§ Work to complete:
Do these three statements agree with the text on care and compassion below? (a) Gur Har Rai, the seventh Guru, started a free dispensary for the poor and needy. (b) Gur Harkishan died while giving aid during a cholera epidemic in Lahore. (c) The government proposal would have nurses work for two years as health care assistants. Answer yes or no for each, and quote the deciding words of the text.

There has been a bit of a spat over the last few days over a new government proposal for nurses to work for a year as health care assistants to teach them care and compassion. The government’s suggestion is a reaction to the poor standards of care found at the Staffordshire hospital – though critics say there are real issues to address around cuts in resources and training. It seems we have moved a long way from the cosy picture of the NHS seen at the opening of the Olympics last summer.
The reality to this growing sense of crisis in a health service, once the envy of the world, is the escalating cost of looking after a rapidly growing elderly population, the high cost of expensive new drugs and procedures, as well as growing expectations. To me, those with a stake in a satisfactory resolution of these real concerns are not only the government and health care providers, but also the rest of us. We too have a part to play in ensuring all sections of the community enjoy good reliable, care services.
Looking beyond ourselves to the wellbeing of others is a central part of Sikh teachings. Gur Har Rai the seventh Guru started a free dispensary for the poor and needy and expanded on the concept of langar or free food for all who come to a gurdwara. His son Gur Harkishan died while administering aid to victims of a smallpox epidemic in Delhi and Guru Gobind Singh the 10th on the proper care of enemy soldiers in battle. Today many of our larger gurdwaras fund medical care in India and other countries.
All our different faiths remind us that a duty of care and compassion should not have to be taught in hospitals, but should be an essential part of how we live move and have our being. Guru Nanak declared that looking to the wellbeing of others through giving -in particular the giving of time – as the most important of the three pillars of Sikhism. Today, we can all do much more to make care in the community a reality rather than a euphemism for an absence of care, and, as Sikh teachings remind us, in so doing, get a more lasting sense of wellbeing ourselves than we do from our sometimes more selfish, questionable and costly lifestyles.

§ Source data:

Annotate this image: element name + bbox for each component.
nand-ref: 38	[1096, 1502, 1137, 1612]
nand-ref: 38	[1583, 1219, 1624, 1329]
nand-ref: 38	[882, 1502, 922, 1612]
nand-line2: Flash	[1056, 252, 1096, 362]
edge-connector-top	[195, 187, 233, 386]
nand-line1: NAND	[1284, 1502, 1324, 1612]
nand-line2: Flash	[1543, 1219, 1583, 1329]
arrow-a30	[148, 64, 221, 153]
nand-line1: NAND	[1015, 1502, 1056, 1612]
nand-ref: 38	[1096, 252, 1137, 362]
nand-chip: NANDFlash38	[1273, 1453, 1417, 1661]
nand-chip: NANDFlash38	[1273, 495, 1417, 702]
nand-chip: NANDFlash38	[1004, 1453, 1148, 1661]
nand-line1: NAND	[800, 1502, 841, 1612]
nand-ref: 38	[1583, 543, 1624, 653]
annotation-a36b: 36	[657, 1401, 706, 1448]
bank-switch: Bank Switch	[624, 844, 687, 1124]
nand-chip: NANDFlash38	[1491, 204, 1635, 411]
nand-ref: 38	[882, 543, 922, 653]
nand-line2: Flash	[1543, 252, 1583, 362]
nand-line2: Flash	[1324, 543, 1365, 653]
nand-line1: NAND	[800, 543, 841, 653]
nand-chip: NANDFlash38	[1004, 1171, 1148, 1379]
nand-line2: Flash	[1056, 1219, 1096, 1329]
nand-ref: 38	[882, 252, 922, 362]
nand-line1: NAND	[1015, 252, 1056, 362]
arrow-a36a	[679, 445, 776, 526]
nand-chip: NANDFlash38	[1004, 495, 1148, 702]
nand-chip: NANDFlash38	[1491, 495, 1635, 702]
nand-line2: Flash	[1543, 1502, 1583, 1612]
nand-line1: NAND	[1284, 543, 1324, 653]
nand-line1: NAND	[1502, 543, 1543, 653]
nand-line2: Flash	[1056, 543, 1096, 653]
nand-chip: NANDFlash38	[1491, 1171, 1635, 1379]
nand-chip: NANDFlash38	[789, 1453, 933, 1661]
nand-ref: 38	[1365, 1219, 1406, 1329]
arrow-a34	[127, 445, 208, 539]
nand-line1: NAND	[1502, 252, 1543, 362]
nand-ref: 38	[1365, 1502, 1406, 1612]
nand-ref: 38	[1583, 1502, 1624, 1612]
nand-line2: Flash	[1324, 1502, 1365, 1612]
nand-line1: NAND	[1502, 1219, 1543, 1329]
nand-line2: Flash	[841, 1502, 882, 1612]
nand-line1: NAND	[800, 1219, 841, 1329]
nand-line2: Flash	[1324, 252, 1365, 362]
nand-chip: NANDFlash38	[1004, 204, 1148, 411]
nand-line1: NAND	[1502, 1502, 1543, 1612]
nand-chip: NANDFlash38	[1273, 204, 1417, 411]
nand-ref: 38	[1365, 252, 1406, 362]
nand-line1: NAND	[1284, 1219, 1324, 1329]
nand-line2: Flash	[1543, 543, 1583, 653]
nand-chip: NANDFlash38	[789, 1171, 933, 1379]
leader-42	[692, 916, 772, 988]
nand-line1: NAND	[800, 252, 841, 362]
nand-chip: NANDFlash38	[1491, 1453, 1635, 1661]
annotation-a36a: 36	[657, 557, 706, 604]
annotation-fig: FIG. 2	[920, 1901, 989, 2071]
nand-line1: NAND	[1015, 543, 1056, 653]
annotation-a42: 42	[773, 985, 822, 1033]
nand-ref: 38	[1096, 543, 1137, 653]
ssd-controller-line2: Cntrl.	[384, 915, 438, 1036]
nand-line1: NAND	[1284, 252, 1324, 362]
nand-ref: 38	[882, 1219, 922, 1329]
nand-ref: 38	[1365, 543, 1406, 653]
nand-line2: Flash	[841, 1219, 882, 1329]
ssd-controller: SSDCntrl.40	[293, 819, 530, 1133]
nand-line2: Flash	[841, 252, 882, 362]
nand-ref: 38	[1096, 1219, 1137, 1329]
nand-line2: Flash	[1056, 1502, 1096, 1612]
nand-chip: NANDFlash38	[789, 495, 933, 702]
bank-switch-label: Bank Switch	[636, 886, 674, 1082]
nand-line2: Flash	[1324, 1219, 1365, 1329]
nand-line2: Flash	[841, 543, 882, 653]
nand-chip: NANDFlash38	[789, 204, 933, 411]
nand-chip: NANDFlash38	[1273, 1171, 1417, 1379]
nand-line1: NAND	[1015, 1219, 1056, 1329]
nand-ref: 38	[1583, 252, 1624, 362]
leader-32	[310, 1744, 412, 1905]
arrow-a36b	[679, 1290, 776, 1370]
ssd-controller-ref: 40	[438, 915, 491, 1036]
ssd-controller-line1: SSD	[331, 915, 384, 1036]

§ Response area:
(a) Yes: "Gur Har Rai the seventh Guru started a free dispensary for the poor and needy"
(b) No: "His son Gur Harkishan died while administering aid to victims of a smallpox epidemic in Delhi"
(c) No: "a new government proposal for nurses to work for a year as health care assistants"